Given records:
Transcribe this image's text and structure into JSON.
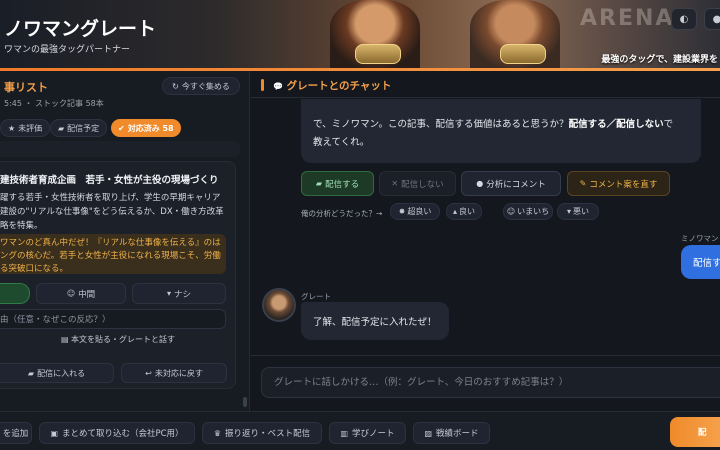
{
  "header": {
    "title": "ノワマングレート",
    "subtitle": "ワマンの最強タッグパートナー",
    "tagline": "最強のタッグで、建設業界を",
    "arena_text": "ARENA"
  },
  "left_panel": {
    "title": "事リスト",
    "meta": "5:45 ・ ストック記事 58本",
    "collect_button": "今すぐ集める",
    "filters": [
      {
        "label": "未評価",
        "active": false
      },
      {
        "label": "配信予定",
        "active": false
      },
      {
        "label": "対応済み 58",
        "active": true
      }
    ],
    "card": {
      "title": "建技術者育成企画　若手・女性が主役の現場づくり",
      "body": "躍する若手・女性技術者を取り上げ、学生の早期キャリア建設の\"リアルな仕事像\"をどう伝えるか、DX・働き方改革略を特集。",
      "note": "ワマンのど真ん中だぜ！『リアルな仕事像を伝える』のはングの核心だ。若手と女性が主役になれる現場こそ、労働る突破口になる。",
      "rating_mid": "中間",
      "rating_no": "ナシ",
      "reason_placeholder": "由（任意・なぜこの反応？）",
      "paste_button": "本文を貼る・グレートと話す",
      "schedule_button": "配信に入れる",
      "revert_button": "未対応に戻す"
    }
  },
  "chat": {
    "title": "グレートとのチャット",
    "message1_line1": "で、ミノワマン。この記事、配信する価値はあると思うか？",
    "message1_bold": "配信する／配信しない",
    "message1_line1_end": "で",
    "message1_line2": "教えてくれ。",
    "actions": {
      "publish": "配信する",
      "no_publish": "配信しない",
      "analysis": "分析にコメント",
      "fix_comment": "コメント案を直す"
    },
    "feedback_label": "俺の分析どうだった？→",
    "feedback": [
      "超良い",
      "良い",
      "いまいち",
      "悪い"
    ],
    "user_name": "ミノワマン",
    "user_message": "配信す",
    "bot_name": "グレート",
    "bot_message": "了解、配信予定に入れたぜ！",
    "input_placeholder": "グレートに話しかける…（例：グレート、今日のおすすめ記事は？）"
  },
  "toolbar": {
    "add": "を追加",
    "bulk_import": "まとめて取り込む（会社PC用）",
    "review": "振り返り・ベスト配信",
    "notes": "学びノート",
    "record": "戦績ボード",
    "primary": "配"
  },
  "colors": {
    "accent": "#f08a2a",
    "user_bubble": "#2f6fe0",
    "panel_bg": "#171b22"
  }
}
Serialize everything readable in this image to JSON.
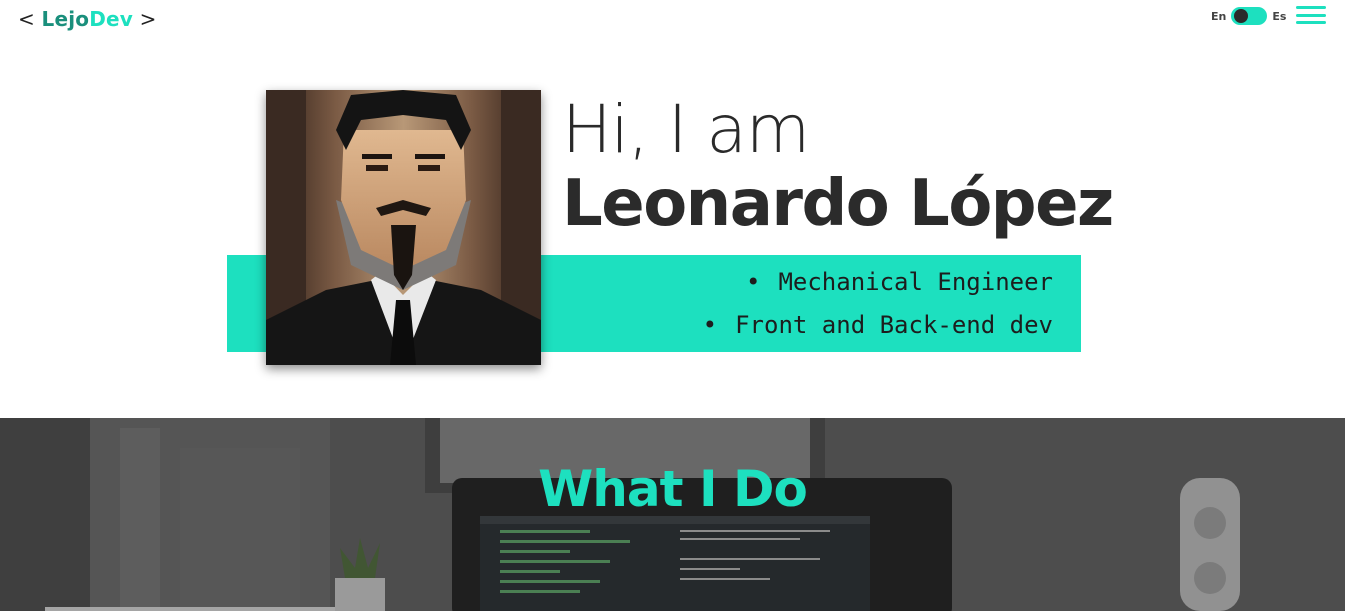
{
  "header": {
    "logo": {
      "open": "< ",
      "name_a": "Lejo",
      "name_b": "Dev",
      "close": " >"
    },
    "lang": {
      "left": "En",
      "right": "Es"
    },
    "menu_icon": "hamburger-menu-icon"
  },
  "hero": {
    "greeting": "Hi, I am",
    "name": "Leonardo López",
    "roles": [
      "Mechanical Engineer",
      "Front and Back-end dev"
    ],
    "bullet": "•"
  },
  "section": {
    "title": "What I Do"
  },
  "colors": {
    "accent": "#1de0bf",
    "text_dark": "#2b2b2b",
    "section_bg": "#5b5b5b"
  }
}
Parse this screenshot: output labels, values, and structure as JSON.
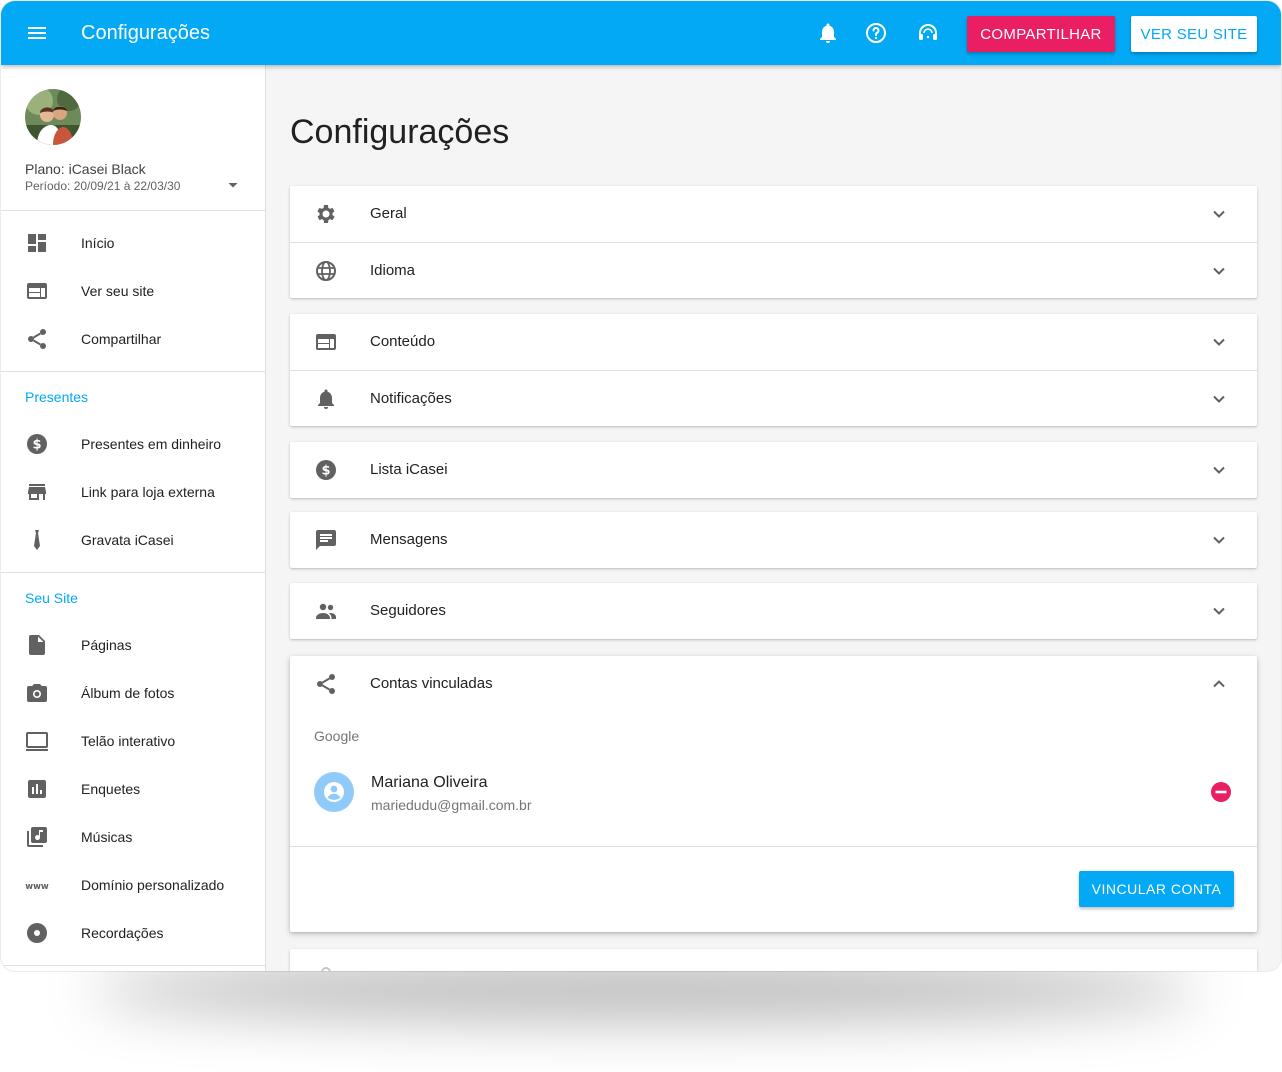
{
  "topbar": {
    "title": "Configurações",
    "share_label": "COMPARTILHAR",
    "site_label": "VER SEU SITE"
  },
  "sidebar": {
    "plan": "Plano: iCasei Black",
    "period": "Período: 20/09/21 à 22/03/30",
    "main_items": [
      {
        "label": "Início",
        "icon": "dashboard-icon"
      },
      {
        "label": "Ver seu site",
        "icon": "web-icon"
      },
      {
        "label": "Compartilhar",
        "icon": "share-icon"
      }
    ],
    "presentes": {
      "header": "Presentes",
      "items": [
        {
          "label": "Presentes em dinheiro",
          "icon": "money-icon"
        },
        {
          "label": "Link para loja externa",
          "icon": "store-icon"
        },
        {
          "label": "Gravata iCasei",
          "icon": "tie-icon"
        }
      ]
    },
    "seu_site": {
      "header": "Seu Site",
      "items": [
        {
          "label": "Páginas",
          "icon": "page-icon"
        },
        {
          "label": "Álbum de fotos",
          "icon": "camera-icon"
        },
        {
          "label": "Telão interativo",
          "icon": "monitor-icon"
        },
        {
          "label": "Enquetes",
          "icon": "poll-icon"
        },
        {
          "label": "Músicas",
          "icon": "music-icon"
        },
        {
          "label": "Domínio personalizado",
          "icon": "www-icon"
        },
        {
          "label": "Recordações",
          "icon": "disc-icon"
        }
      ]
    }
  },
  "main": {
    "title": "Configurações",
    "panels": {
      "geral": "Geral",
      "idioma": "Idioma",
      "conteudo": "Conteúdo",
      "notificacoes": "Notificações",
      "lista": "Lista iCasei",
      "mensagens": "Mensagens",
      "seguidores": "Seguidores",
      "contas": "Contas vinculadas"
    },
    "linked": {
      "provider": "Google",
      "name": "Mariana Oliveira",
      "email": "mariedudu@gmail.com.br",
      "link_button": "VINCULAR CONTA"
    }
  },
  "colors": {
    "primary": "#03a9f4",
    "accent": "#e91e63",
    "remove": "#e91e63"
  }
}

Written problem:
Scan the records above for the string "header", then select every line that holds it.

Full output:
  "header": {
  "header": {
      "header": "Presentes",
      "header": "Seu Site",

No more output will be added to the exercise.